- **WORK INSTRUCTIONS**: Transcribe the listing that follows in full, omitting pictures.

- **AVAILABLE RECORDS**:
━━━━━━━━━━━━━━━━

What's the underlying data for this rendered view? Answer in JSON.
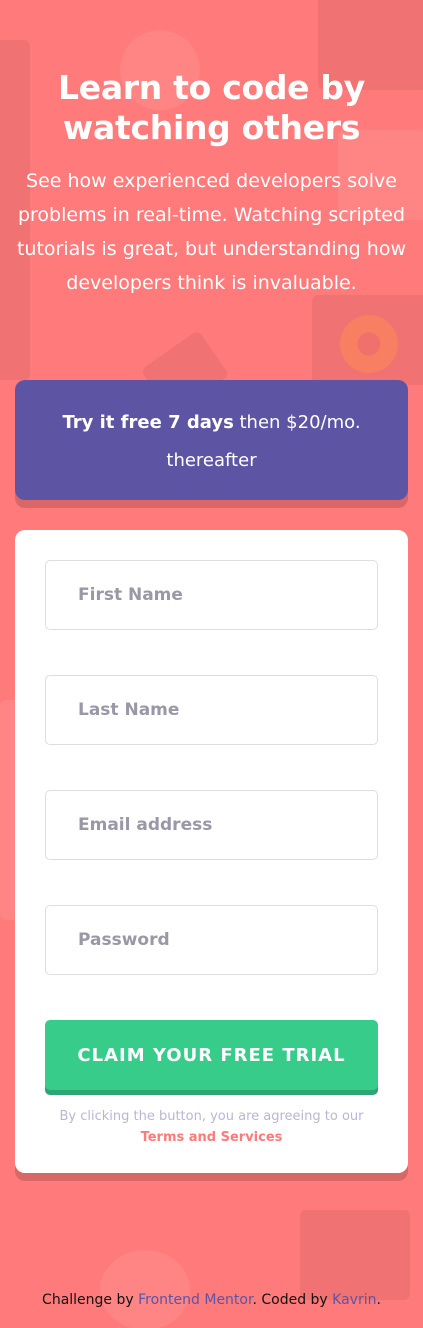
{
  "hero": {
    "title": "Learn to code by watching others",
    "description": "See how experienced developers solve problems in real-time. Watching scripted tutorials is great, but understanding how developers think is invaluable."
  },
  "offer": {
    "bold": "Try it free 7 days",
    "rest": " then $20/mo. thereafter"
  },
  "form": {
    "first_name_placeholder": "First Name",
    "last_name_placeholder": "Last Name",
    "email_placeholder": "Email address",
    "password_placeholder": "Password",
    "submit_label": "CLAIM YOUR FREE TRIAL",
    "terms_text": "By clicking the button, you are agreeing to our",
    "terms_link": "Terms and Services"
  },
  "footer": {
    "prefix": "Challenge by ",
    "fm_link": "Frontend Mentor",
    "middle": ". Coded by ",
    "author_link": "Kavrin",
    "suffix": "."
  },
  "colors": {
    "background": "#ff7a7a",
    "offer": "#5e54a4",
    "cta": "#38cc8b",
    "terms_link": "#ff7a7a"
  }
}
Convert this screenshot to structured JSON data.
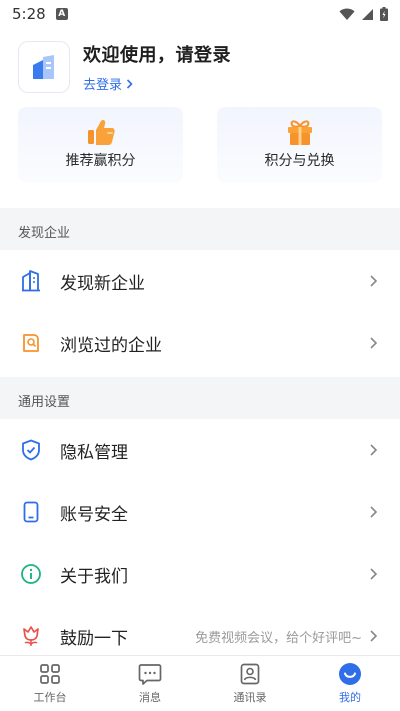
{
  "status_bar": {
    "time": "5:28",
    "notif_glyph": "A"
  },
  "profile": {
    "title": "欢迎使用，请登录",
    "login_label": "去登录"
  },
  "cards": [
    {
      "label": "推荐赢积分",
      "icon": "thumbs-up-icon"
    },
    {
      "label": "积分与兑换",
      "icon": "gift-icon"
    }
  ],
  "sections": [
    {
      "title": "发现企业",
      "items": [
        {
          "label": "发现新企业",
          "icon": "building-icon"
        },
        {
          "label": "浏览过的企业",
          "icon": "browse-history-icon"
        }
      ]
    },
    {
      "title": "通用设置",
      "items": [
        {
          "label": "隐私管理",
          "icon": "shield-icon"
        },
        {
          "label": "账号安全",
          "icon": "phone-icon"
        },
        {
          "label": "关于我们",
          "icon": "info-icon"
        },
        {
          "label": "鼓励一下",
          "icon": "flower-icon",
          "hint": "免费视频会议，给个好评吧~"
        }
      ]
    }
  ],
  "tabbar": [
    {
      "label": "工作台",
      "icon": "grid-icon",
      "active": false
    },
    {
      "label": "消息",
      "icon": "chat-icon",
      "active": false
    },
    {
      "label": "通讯录",
      "icon": "contacts-icon",
      "active": false
    },
    {
      "label": "我的",
      "icon": "smile-icon",
      "active": true
    }
  ],
  "colors": {
    "accent": "#2f6ee8",
    "orange": "#f6932b",
    "green": "#1fb37e",
    "red": "#e8524a"
  }
}
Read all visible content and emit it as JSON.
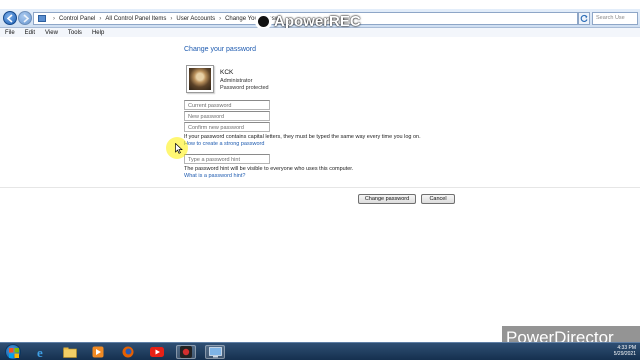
{
  "address_bar": {
    "crumbs": [
      "Control Panel",
      "All Control Panel Items",
      "User Accounts",
      "Change Your Passw"
    ],
    "search_placeholder": "Search Use"
  },
  "watermark": {
    "text": "ApowerREC"
  },
  "menu": [
    "File",
    "Edit",
    "View",
    "Tools",
    "Help"
  ],
  "page": {
    "heading": "Change your password",
    "user": {
      "name": "KCK",
      "role": "Administrator",
      "status": "Password protected"
    },
    "fields": {
      "current_placeholder": "Current password",
      "new_placeholder": "New password",
      "confirm_placeholder": "Confirm new password",
      "hint_placeholder": "Type a password hint"
    },
    "caps_note": "If your password contains capital letters, they must be typed the same way every time you log on.",
    "strong_link": "How to create a strong password",
    "hint_note": "The password hint will be visible to everyone who uses this computer.",
    "hint_link": "What is a password hint?",
    "change_button": "Change password",
    "cancel_button": "Cancel"
  },
  "powerdirector": {
    "text": "PowerDirector"
  },
  "taskbar": {
    "apps": [
      "internet-explorer-icon",
      "file-explorer-icon",
      "media-player-icon",
      "firefox-icon",
      "youtube-icon",
      "recorder-icon",
      "control-panel-icon"
    ],
    "time": "4:33 PM",
    "date": "5/29/2021"
  },
  "colors": {
    "link": "#1e5bb0",
    "taskbar": "#1d3a5c"
  }
}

━━━━━━━━━━━━━━━━

- **TASK RESULT**:
What's the underlying data for this rendered view? Answer in JSON.
{
  "hero": {
    "title": "Learn to code by watching others",
    "description": "See how experienced developers solve problems in real-time. Watching scripted tutorials is great, but understanding how developers think is invaluable."
  },
  "offer": {
    "bold": "Try it free 7 days",
    "rest": " then $20/mo. thereafter"
  },
  "form": {
    "first_name_placeholder": "First Name",
    "last_name_placeholder": "Last Name",
    "email_placeholder": "Email address",
    "password_placeholder": "Password",
    "submit_label": "CLAIM YOUR FREE TRIAL",
    "terms_text": "By clicking the button, you are agreeing to our",
    "terms_link": "Terms and Services"
  },
  "footer": {
    "prefix": "Challenge by ",
    "fm_link": "Frontend Mentor",
    "middle": ". Coded by ",
    "author_link": "Kavrin",
    "suffix": "."
  },
  "colors": {
    "background": "#ff7a7a",
    "offer": "#5e54a4",
    "cta": "#38cc8b",
    "terms_link": "#ff7a7a"
  }
}
Convert this screenshot to structured JSON data.
{
  "status_bar": {
    "time": "5:28",
    "notif_glyph": "A"
  },
  "profile": {
    "title": "欢迎使用，请登录",
    "login_label": "去登录"
  },
  "cards": [
    {
      "label": "推荐赢积分",
      "icon": "thumbs-up-icon"
    },
    {
      "label": "积分与兑换",
      "icon": "gift-icon"
    }
  ],
  "sections": [
    {
      "title": "发现企业",
      "items": [
        {
          "label": "发现新企业",
          "icon": "building-icon"
        },
        {
          "label": "浏览过的企业",
          "icon": "browse-history-icon"
        }
      ]
    },
    {
      "title": "通用设置",
      "items": [
        {
          "label": "隐私管理",
          "icon": "shield-icon"
        },
        {
          "label": "账号安全",
          "icon": "phone-icon"
        },
        {
          "label": "关于我们",
          "icon": "info-icon"
        },
        {
          "label": "鼓励一下",
          "icon": "flower-icon",
          "hint": "免费视频会议，给个好评吧~"
        }
      ]
    }
  ],
  "tabbar": [
    {
      "label": "工作台",
      "icon": "grid-icon",
      "active": false
    },
    {
      "label": "消息",
      "icon": "chat-icon",
      "active": false
    },
    {
      "label": "通讯录",
      "icon": "contacts-icon",
      "active": false
    },
    {
      "label": "我的",
      "icon": "smile-icon",
      "active": true
    }
  ],
  "colors": {
    "accent": "#2f6ee8",
    "orange": "#f6932b",
    "green": "#1fb37e",
    "red": "#e8524a"
  }
}
Read all visible content and emit it as JSON.
{
  "address_bar": {
    "crumbs": [
      "Control Panel",
      "All Control Panel Items",
      "User Accounts",
      "Change Your Passw"
    ],
    "search_placeholder": "Search Use"
  },
  "watermark": {
    "text": "ApowerREC"
  },
  "menu": [
    "File",
    "Edit",
    "View",
    "Tools",
    "Help"
  ],
  "page": {
    "heading": "Change your password",
    "user": {
      "name": "KCK",
      "role": "Administrator",
      "status": "Password protected"
    },
    "fields": {
      "current_placeholder": "Current password",
      "new_placeholder": "New password",
      "confirm_placeholder": "Confirm new password",
      "hint_placeholder": "Type a password hint"
    },
    "caps_note": "If your password contains capital letters, they must be typed the same way every time you log on.",
    "strong_link": "How to create a strong password",
    "hint_note": "The password hint will be visible to everyone who uses this computer.",
    "hint_link": "What is a password hint?",
    "change_button": "Change password",
    "cancel_button": "Cancel"
  },
  "powerdirector": {
    "text": "PowerDirector"
  },
  "taskbar": {
    "apps": [
      "internet-explorer-icon",
      "file-explorer-icon",
      "media-player-icon",
      "firefox-icon",
      "youtube-icon",
      "recorder-icon",
      "control-panel-icon"
    ],
    "time": "4:33 PM",
    "date": "5/29/2021"
  },
  "colors": {
    "link": "#1e5bb0",
    "taskbar": "#1d3a5c"
  }
}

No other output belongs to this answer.